# start of INPUT RECORDS

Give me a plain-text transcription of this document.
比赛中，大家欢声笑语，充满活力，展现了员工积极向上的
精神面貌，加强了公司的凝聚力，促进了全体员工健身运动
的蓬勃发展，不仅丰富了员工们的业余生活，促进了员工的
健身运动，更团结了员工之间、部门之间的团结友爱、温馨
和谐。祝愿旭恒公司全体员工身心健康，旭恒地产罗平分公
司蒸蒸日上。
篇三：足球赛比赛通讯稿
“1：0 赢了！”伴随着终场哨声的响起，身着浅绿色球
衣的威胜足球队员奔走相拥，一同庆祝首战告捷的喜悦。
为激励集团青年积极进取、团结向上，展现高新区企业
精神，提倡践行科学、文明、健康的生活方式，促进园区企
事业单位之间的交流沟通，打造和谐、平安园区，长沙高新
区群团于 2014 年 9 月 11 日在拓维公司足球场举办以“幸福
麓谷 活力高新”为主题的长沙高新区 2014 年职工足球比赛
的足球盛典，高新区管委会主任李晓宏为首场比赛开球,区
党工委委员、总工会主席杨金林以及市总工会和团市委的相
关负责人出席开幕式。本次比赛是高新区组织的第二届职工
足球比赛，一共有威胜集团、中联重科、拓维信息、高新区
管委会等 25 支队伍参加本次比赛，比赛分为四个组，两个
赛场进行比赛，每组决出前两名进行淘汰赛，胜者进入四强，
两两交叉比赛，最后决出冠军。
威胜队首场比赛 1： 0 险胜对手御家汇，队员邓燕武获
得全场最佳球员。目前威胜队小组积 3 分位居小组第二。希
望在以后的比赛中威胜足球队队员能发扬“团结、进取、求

# end of INPUT RECORDS

■ DIRECTION: Quote the material exactly, leaving nothing out.

■ RESULT BELOW:
Give me a plain-text transcription of this document.
比赛中，大家欢声笑语，充满活力，展现了员工积极向上的
精神面貌，加强了公司的凝聚力，促进了全体员工健身运动
的蓬勃发展，不仅丰富了员工们的业余生活，促进了员工的
健身运动，更团结了员工之间、部门之间的团结友爱、温馨
和谐。祝愿旭恒公司全体员工身心健康，旭恒地产罗平分公
司蒸蒸日上。
篇三：足球赛比赛通讯稿
“1：0 赢了！”伴随着终场哨声的响起，身着浅绿色球
衣的威胜足球队员奔走相拥，一同庆祝首战告捷的喜悦。
为激励集团青年积极进取、团结向上，展现高新区企业
精神，提倡践行科学、文明、健康的生活方式，促进园区企
事业单位之间的交流沟通，打造和谐、平安园区，长沙高新
区群团于 2014 年 9 月 11 日在拓维公司足球场举办以“幸福
麓谷 活力高新”为主题的长沙高新区 2014 年职工足球比赛
的足球盛典，高新区管委会主任李晓宏为首场比赛开球,区
党工委委员、总工会主席杨金林以及市总工会和团市委的相
关负责人出席开幕式。本次比赛是高新区组织的第二届职工
足球比赛，一共有威胜集团、中联重科、拓维信息、高新区
管委会等 25 支队伍参加本次比赛，比赛分为四个组，两个
赛场进行比赛，每组决出前两名进行淘汰赛，胜者进入四强，
两两交叉比赛，最后决出冠军。
威胜队首场比赛 1： 0 险胜对手御家汇，队员邓燕武获
得全场最佳球员。目前威胜队小组积 3 分位居小组第二。希
望在以后的比赛中威胜足球队队员能发扬“团结、进取、求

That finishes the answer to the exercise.